_REQUIRED TASK_.
Lay out as a numbered list, skipping blank lines, everything in the records below from the line containing "carousel-prev-button[interactable] bbox=[647, 296, 667, 316]" down to the line containing "tab-security[interactable]: Security bbox=[460, 301, 498, 312]", both included.

[Element location data]

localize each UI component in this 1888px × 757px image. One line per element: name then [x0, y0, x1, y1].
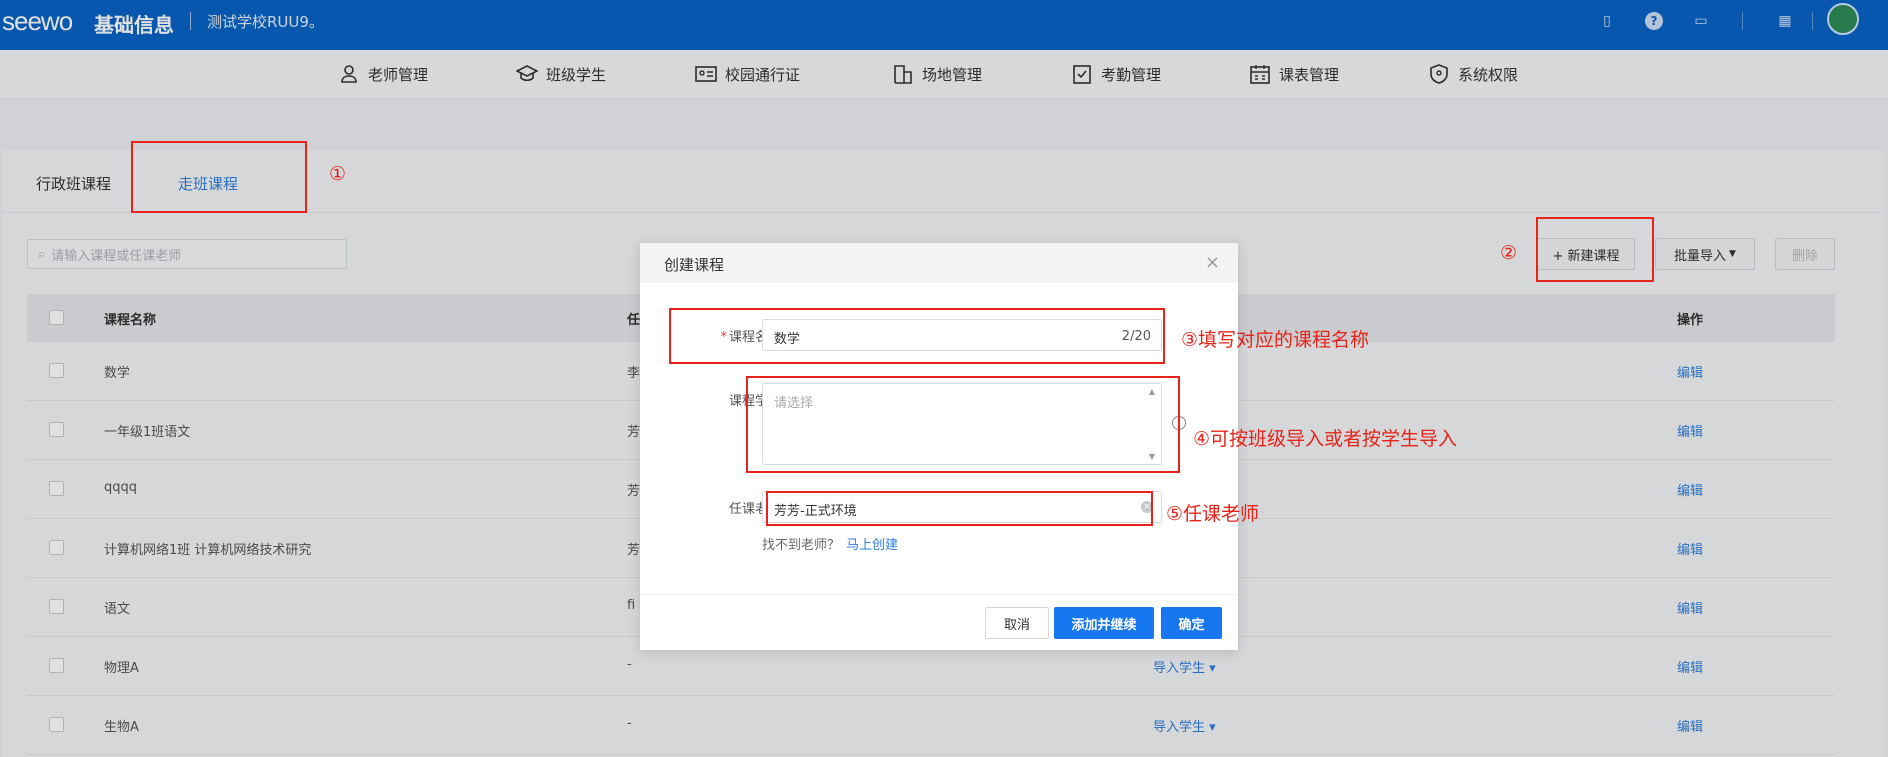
annotation-1: ① [329, 163, 347, 185]
annotation-box-4 [746, 376, 1180, 473]
annotation-2: ② [1500, 242, 1518, 264]
dialog-title: 创建课程 [664, 256, 725, 274]
annotation-box-1 [131, 141, 307, 213]
annotation-box-3 [669, 308, 1165, 364]
annotation-box-5 [766, 491, 1153, 526]
close-icon[interactable]: × [1205, 252, 1220, 273]
annotation-4: ④可按班级导入或者按学生导入 [1193, 428, 1458, 450]
create-teacher-link[interactable]: 马上创建 [846, 538, 898, 553]
confirm-button[interactable]: 确定 [1161, 607, 1222, 639]
dialog-footer-divider [640, 594, 1238, 595]
annotation-3: ③填写对应的课程名称 [1181, 329, 1370, 351]
annotation-box-2 [1536, 217, 1654, 282]
hint-text: 找不到老师？ [762, 538, 841, 553]
dialog-header: 创建课程 × [640, 243, 1238, 283]
add-and-continue-button[interactable]: 添加并继续 [1054, 607, 1154, 639]
teacher-hint: 找不到老师？ 马上创建 [762, 534, 898, 553]
cancel-button[interactable]: 取消 [985, 607, 1049, 639]
annotation-5: ⑤任课老师 [1166, 503, 1260, 525]
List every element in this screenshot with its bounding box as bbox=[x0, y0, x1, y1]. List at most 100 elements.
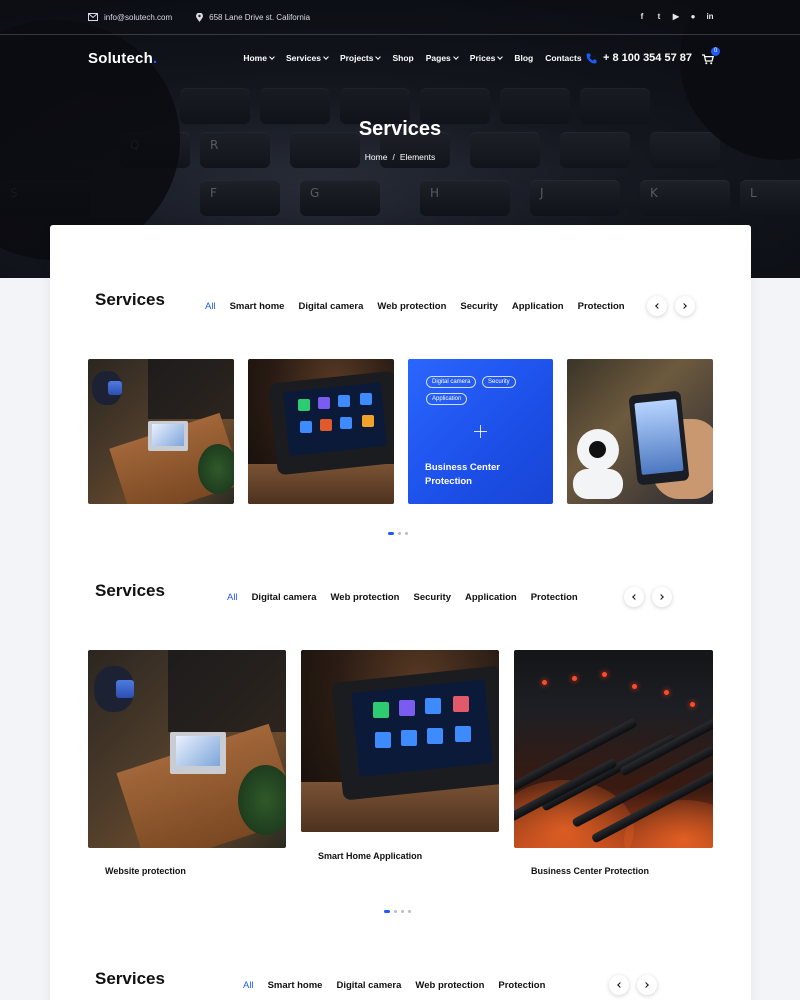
carousel-prev-button[interactable] bbox=[647, 296, 667, 316]
tab-smart-home[interactable]: Smart home bbox=[268, 980, 323, 991]
service-card-image[interactable] bbox=[88, 359, 234, 504]
tab-security[interactable]: Security bbox=[460, 301, 498, 312]
service-card-image[interactable] bbox=[514, 650, 713, 848]
tab-web-protection[interactable]: Web protection bbox=[415, 980, 484, 991]
tag-security[interactable]: Security bbox=[482, 376, 516, 388]
service-caption[interactable]: Smart Home Application bbox=[318, 851, 422, 861]
service-card-image[interactable] bbox=[301, 650, 499, 832]
pagination-dot[interactable] bbox=[398, 532, 401, 535]
github-icon[interactable]: ● bbox=[689, 13, 697, 21]
chevron-down-icon bbox=[269, 54, 275, 60]
nav-menu: Home Services Projects Shop Pages Prices… bbox=[243, 53, 581, 63]
nav-item-prices[interactable]: Prices bbox=[469, 53, 504, 63]
logo-text: Solutech bbox=[88, 49, 153, 67]
nav-item-shop[interactable]: Shop bbox=[392, 53, 413, 63]
topbar-email-text: info@solutech.com bbox=[104, 12, 173, 22]
tab-smart-home[interactable]: Smart home bbox=[230, 301, 285, 312]
nav-item-label: Prices bbox=[469, 53, 496, 63]
carousel-next-button[interactable] bbox=[652, 587, 672, 607]
chevron-right-icon bbox=[658, 594, 664, 600]
breadcrumb: Home / Elements bbox=[0, 152, 800, 162]
carousel-prev-button[interactable] bbox=[624, 587, 644, 607]
nav-item-label: Shop bbox=[392, 53, 414, 63]
service-card-image[interactable] bbox=[248, 359, 394, 504]
carousel-pagination bbox=[384, 910, 411, 913]
featured-card-title-line1: Business Center bbox=[425, 462, 500, 473]
tab-web-protection[interactable]: Web protection bbox=[377, 301, 446, 312]
facebook-icon[interactable]: f bbox=[638, 13, 646, 21]
logo-dot: . bbox=[152, 49, 158, 67]
tab-web-protection[interactable]: Web protection bbox=[331, 592, 400, 603]
cart-icon bbox=[702, 54, 715, 65]
mail-icon bbox=[88, 13, 98, 21]
section-title: Services bbox=[95, 969, 165, 988]
carousel-next-button[interactable] bbox=[637, 975, 657, 995]
pagination-dot[interactable] bbox=[384, 910, 390, 913]
topbar-email[interactable]: info@solutech.com bbox=[88, 13, 172, 22]
carousel-prev-button[interactable] bbox=[609, 975, 629, 995]
youtube-icon[interactable]: ▶ bbox=[672, 13, 680, 21]
nav-item-home[interactable]: Home bbox=[243, 53, 275, 63]
carousel-next-button[interactable] bbox=[675, 296, 695, 316]
chevron-left-icon bbox=[632, 594, 638, 600]
service-caption[interactable]: Business Center Protection bbox=[531, 866, 649, 876]
chevron-down-icon bbox=[452, 54, 459, 60]
chevron-right-icon bbox=[643, 982, 649, 988]
carousel-pagination bbox=[388, 532, 408, 535]
nav-item-projects[interactable]: Projects bbox=[340, 53, 382, 63]
nav-item-label: Pages bbox=[425, 53, 451, 63]
service-card-image[interactable] bbox=[88, 650, 286, 848]
tag-digital-camera[interactable]: Digital camera bbox=[426, 376, 477, 388]
content-card: Services All Smart home Digital camera W… bbox=[50, 225, 751, 1000]
pagination-dot[interactable] bbox=[394, 910, 397, 913]
nav-item-services[interactable]: Services bbox=[285, 53, 329, 63]
featured-card-title-line2: Protection bbox=[425, 476, 472, 487]
breadcrumb-separator: / bbox=[392, 152, 395, 162]
phone-icon bbox=[586, 53, 597, 63]
linkedin-icon[interactable]: in bbox=[706, 13, 714, 21]
twitter-icon[interactable]: t bbox=[655, 13, 663, 21]
nav-item-contacts[interactable]: Contacts bbox=[545, 53, 581, 63]
section-title: Services bbox=[95, 581, 165, 600]
tab-digital-camera[interactable]: Digital camera bbox=[336, 980, 401, 991]
tag-application[interactable]: Application bbox=[426, 393, 468, 405]
featured-service-card[interactable]: Digital camera Security Application Busi… bbox=[408, 359, 553, 504]
tab-security[interactable]: Security bbox=[413, 592, 451, 603]
section1-filter-tabs: All Smart home Digital camera Web protec… bbox=[205, 301, 625, 312]
logo[interactable]: Solutech. bbox=[88, 50, 157, 67]
social-links: f t ▶ ● in bbox=[638, 13, 714, 21]
nav-item-blog[interactable]: Blog bbox=[514, 53, 533, 63]
chevron-right-icon bbox=[681, 303, 687, 309]
topbar: info@solutech.com 658 Lane Drive st. Cal… bbox=[88, 10, 714, 24]
tab-application[interactable]: Application bbox=[512, 301, 564, 312]
nav-item-pages[interactable]: Pages bbox=[425, 53, 459, 63]
tab-all[interactable]: All bbox=[227, 592, 238, 603]
tab-protection[interactable]: Protection bbox=[578, 301, 625, 312]
pagination-dot[interactable] bbox=[405, 532, 408, 535]
plus-icon[interactable] bbox=[474, 425, 487, 438]
tab-all[interactable]: All bbox=[205, 301, 216, 312]
chevron-down-icon bbox=[323, 54, 329, 60]
cart-count-badge: 0 bbox=[711, 47, 720, 56]
cart-button[interactable]: 0 bbox=[702, 47, 720, 65]
tab-protection[interactable]: Protection bbox=[531, 592, 578, 603]
tab-digital-camera[interactable]: Digital camera bbox=[252, 592, 317, 603]
tab-digital-camera[interactable]: Digital camera bbox=[298, 301, 363, 312]
service-card-image[interactable] bbox=[567, 359, 713, 504]
tab-all[interactable]: All bbox=[243, 980, 254, 991]
phone-link[interactable]: + 8 100 354 57 87 bbox=[586, 52, 692, 64]
section3-filter-tabs: All Smart home Digital camera Web protec… bbox=[243, 980, 545, 991]
breadcrumb-home[interactable]: Home bbox=[365, 152, 388, 162]
main-nav: Solutech. Home Services Projects Shop Pa… bbox=[88, 47, 720, 68]
chevron-down-icon bbox=[497, 54, 504, 60]
pagination-dot[interactable] bbox=[401, 910, 404, 913]
chevron-left-icon bbox=[655, 303, 661, 309]
tab-protection[interactable]: Protection bbox=[498, 980, 545, 991]
pagination-dot[interactable] bbox=[388, 532, 394, 535]
service-caption[interactable]: Website protection bbox=[105, 866, 186, 876]
chevron-left-icon bbox=[617, 982, 623, 988]
tab-application[interactable]: Application bbox=[465, 592, 517, 603]
pagination-dot[interactable] bbox=[408, 910, 411, 913]
section3-carousel-arrows bbox=[609, 975, 657, 995]
nav-item-label: Services bbox=[285, 53, 321, 63]
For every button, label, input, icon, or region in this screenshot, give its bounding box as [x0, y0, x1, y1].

_TASK RESULT_.
1. carousel-prev-button[interactable] bbox=[647, 296, 667, 316]
2. tab-smart-home[interactable]: Smart home bbox=[268, 980, 323, 991]
3. service-card-image[interactable] bbox=[88, 359, 234, 504]
4. tab-security[interactable]: Security bbox=[460, 301, 498, 312]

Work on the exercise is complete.